:: YOUR GOAL ::
State how many lines of the data below contain the string "abnormal". Reply with the number alone.

—————

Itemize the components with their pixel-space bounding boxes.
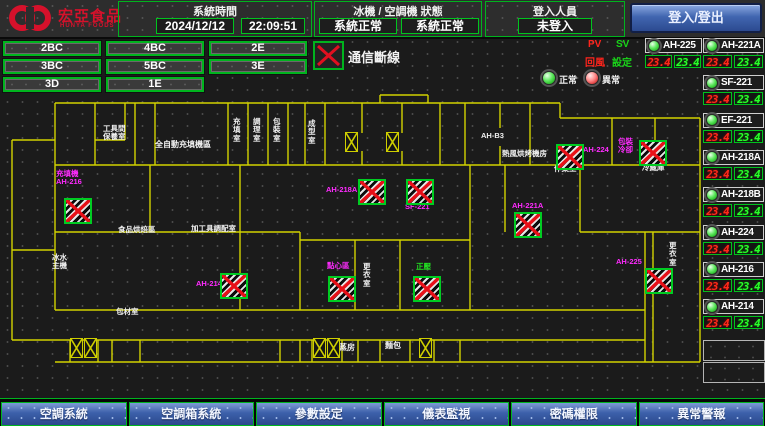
login-logout-button[interactable]: 登入/登出 <box>630 3 762 33</box>
pv-header: PV <box>588 39 601 50</box>
company-logo <box>6 3 54 38</box>
system-date-value: 2024/12/12 <box>156 18 234 34</box>
unit-status-lamp-icon <box>706 263 718 275</box>
pv-sub-label: 回風 <box>585 54 605 69</box>
comm-loss-icon <box>313 41 344 70</box>
unit-row-sf-221[interactable]: SF-221 <box>703 75 764 90</box>
hunya-logo-icon <box>6 3 54 33</box>
alarm-x-icon[interactable] <box>639 140 667 166</box>
floorplan-label: 冰水 主機 <box>52 254 67 271</box>
unit-name: AH-216 <box>721 264 754 275</box>
unit-row-ah-214[interactable]: AH-214 <box>703 299 764 314</box>
unit-pv-value: 23.4 <box>703 92 732 105</box>
unit-sv-value: 23.4 <box>734 316 763 329</box>
floor-button-5bc[interactable]: 5BC <box>106 59 204 74</box>
machine-status-label: 冰機 / 空調機 狀態 <box>315 3 481 19</box>
floorplan-label: AH-B3 <box>481 132 504 140</box>
unit-status-lamp-icon <box>706 114 718 126</box>
unit-name: AH-224 <box>721 227 754 238</box>
alarm-x-icon[interactable] <box>358 179 386 205</box>
floorplan-label: 充 填 室 <box>233 118 241 143</box>
floor-button-1e[interactable]: 1E <box>106 77 204 92</box>
floor-button-4bc[interactable]: 4BC <box>106 41 204 56</box>
nav-button-參數設定[interactable]: 參數設定 <box>256 402 382 426</box>
login-user-label: 登入人員 <box>486 3 624 19</box>
unit-sv-value: 23.4 <box>734 130 763 143</box>
unit-sv-value: 23.4 <box>734 92 763 105</box>
normal-lamp-icon <box>542 71 556 85</box>
unit-row-ah-225[interactable]: AH-225 <box>645 38 702 53</box>
alarm-x-icon[interactable] <box>406 179 434 205</box>
nav-button-空調系統[interactable]: 空調系統 <box>1 402 127 426</box>
chiller-status-value: 系統正常 <box>319 18 397 34</box>
ahu-status-value: 系統正常 <box>401 18 479 34</box>
floorplan-label: 充填機 AH-216 <box>56 170 82 187</box>
alarm-x-icon[interactable] <box>413 276 441 302</box>
unit-sv-value: 23.4 <box>734 279 763 292</box>
abnormal-lamp-icon <box>585 71 599 85</box>
unit-status-lamp-icon <box>706 189 718 201</box>
floor-button-2e[interactable]: 2E <box>209 41 307 56</box>
normal-lamp-label: 正常 <box>559 73 577 86</box>
floorplan-label: AH-224 <box>583 146 609 154</box>
alarm-x-icon[interactable] <box>64 198 92 224</box>
login-user-value: 未登入 <box>518 18 592 34</box>
nav-button-密碼權限[interactable]: 密碼權限 <box>511 402 637 426</box>
floorplan-label: 蒸房 <box>339 344 355 353</box>
sv-header: SV <box>616 39 629 50</box>
login-user-panel: 登入人員 未登入 <box>485 1 625 37</box>
floorplan-label: 正壓 <box>416 263 431 271</box>
floorplan-label: 更 衣 室 <box>669 242 677 267</box>
unit-sv-value: 23.4 <box>734 55 763 68</box>
unit-sv-value: 23.4 <box>734 242 763 255</box>
floor-button-2bc[interactable]: 2BC <box>3 41 101 56</box>
unit-status-lamp-icon <box>706 226 718 238</box>
unit-status-lamp-icon <box>706 301 718 313</box>
unit-name: AH-221A <box>721 40 761 51</box>
unit-sv-value: 23.4 <box>734 167 763 180</box>
nav-button-異常警報[interactable]: 異常警報 <box>639 402 765 426</box>
floorplan-label: AH-218A <box>326 186 357 194</box>
floorplan-label: 包材室 <box>116 308 139 316</box>
empty-unit-slot <box>703 362 765 383</box>
floor-button-3bc[interactable]: 3BC <box>3 59 101 74</box>
system-time-panel: 系統時間 2024/12/12 22:09:51 <box>118 1 312 37</box>
unit-status-lamp-icon <box>706 77 718 89</box>
unit-pv-value: 23.4 <box>703 167 732 180</box>
alarm-x-icon[interactable] <box>645 268 673 294</box>
top-header: 宏亞食品 HUNYA FOODS 系統時間 2024/12/12 22:09:5… <box>0 0 765 39</box>
door-x-icon <box>419 338 432 358</box>
unit-status-lamp-icon <box>648 40 660 52</box>
unit-name: EF-221 <box>721 115 752 126</box>
sv-sub-label: 設定 <box>612 54 632 69</box>
unit-pv-value: 23.4 <box>703 55 732 68</box>
floorplan-label: AH-214 <box>196 280 222 288</box>
system-clock-value: 22:09:51 <box>241 18 305 34</box>
unit-pv-value: 23.4 <box>703 316 732 329</box>
floorplan-label: 調 理 室 <box>253 118 261 143</box>
unit-name: AH-218A <box>721 152 761 163</box>
floorplan-label: 更 衣 室 <box>363 263 371 288</box>
bottom-nav-bar: 空調系統空調箱系統參數設定儀表監視密碼權限異常警報 <box>0 398 765 426</box>
unit-pv-value: 23.4 <box>703 204 732 217</box>
unit-pv-value: 23.4 <box>703 279 732 292</box>
unit-row-ah-218b[interactable]: AH-218B <box>703 187 764 202</box>
floorplan-label: 麵包 <box>385 342 401 351</box>
unit-status-lamp-icon <box>706 151 718 163</box>
system-time-label: 系統時間 <box>119 3 311 19</box>
floorplan-label: 加工具調配室 <box>191 225 236 233</box>
unit-pv-value: 23.4 <box>645 55 672 68</box>
door-x-icon <box>84 338 97 358</box>
unit-name: SF-221 <box>721 77 752 88</box>
unit-row-ef-221[interactable]: EF-221 <box>703 113 764 128</box>
floorplan-label: 包裝 冷卻 <box>618 138 633 155</box>
door-x-icon <box>386 132 399 152</box>
door-x-icon <box>327 338 340 358</box>
floorplan-label: 全自動充填機區 <box>155 141 211 150</box>
floorplan-label: 工具間 保養室 <box>103 125 126 142</box>
floorplan-label: 食品烘焙區 <box>118 226 156 234</box>
unit-status-lamp-icon <box>706 40 718 52</box>
door-x-icon <box>345 132 358 152</box>
brand-name-en: HUNYA FOODS <box>60 23 115 29</box>
unit-row-ah-216[interactable]: AH-216 <box>703 262 764 277</box>
empty-unit-slot <box>703 340 765 361</box>
unit-name: AH-214 <box>721 301 754 312</box>
unit-pv-value: 23.4 <box>703 130 732 143</box>
abnormal-lamp-label: 異常 <box>602 73 620 86</box>
alarm-x-icon[interactable] <box>220 273 248 299</box>
floorplan-label: 包 裝 室 <box>273 118 281 143</box>
unit-pv-value: 23.4 <box>703 242 732 255</box>
floorplan-label: AH-221A <box>512 202 543 210</box>
hmi-screen: 宏亞食品 HUNYA FOODS 系統時間 2024/12/12 22:09:5… <box>0 0 765 426</box>
floorplan-label: 點心區 <box>327 262 350 270</box>
floorplan-label: 成 型 室 <box>308 120 316 145</box>
unit-name: AH-225 <box>663 40 696 51</box>
floor-button-3d[interactable]: 3D <box>3 77 101 92</box>
floorplan-label: 熱風烘烤機房 <box>502 150 547 158</box>
unit-row-ah-224[interactable]: AH-224 <box>703 225 764 240</box>
unit-sv-value: 23.4 <box>674 55 701 68</box>
nav-button-空調箱系統[interactable]: 空調箱系統 <box>129 402 255 426</box>
alarm-x-icon[interactable] <box>556 144 584 170</box>
floor-button-3e[interactable]: 3E <box>209 59 307 74</box>
unit-name: AH-218B <box>721 189 761 200</box>
alarm-x-icon[interactable] <box>514 212 542 238</box>
unit-sv-value: 23.4 <box>734 204 763 217</box>
unit-row-ah-221a[interactable]: AH-221A <box>703 38 764 53</box>
unit-row-ah-218a[interactable]: AH-218A <box>703 150 764 165</box>
nav-button-儀表監視[interactable]: 儀表監視 <box>384 402 510 426</box>
door-x-icon <box>313 338 326 358</box>
comm-loss-label: 通信斷線 <box>348 47 400 66</box>
alarm-x-icon[interactable] <box>328 276 356 302</box>
door-x-icon <box>70 338 83 358</box>
machine-status-panel: 冰機 / 空調機 狀態 系統正常 系統正常 <box>314 1 482 37</box>
floorplan-label: AH-225 <box>616 258 642 266</box>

—————

:: ANSWER FOR THIS EXERCISE ::
2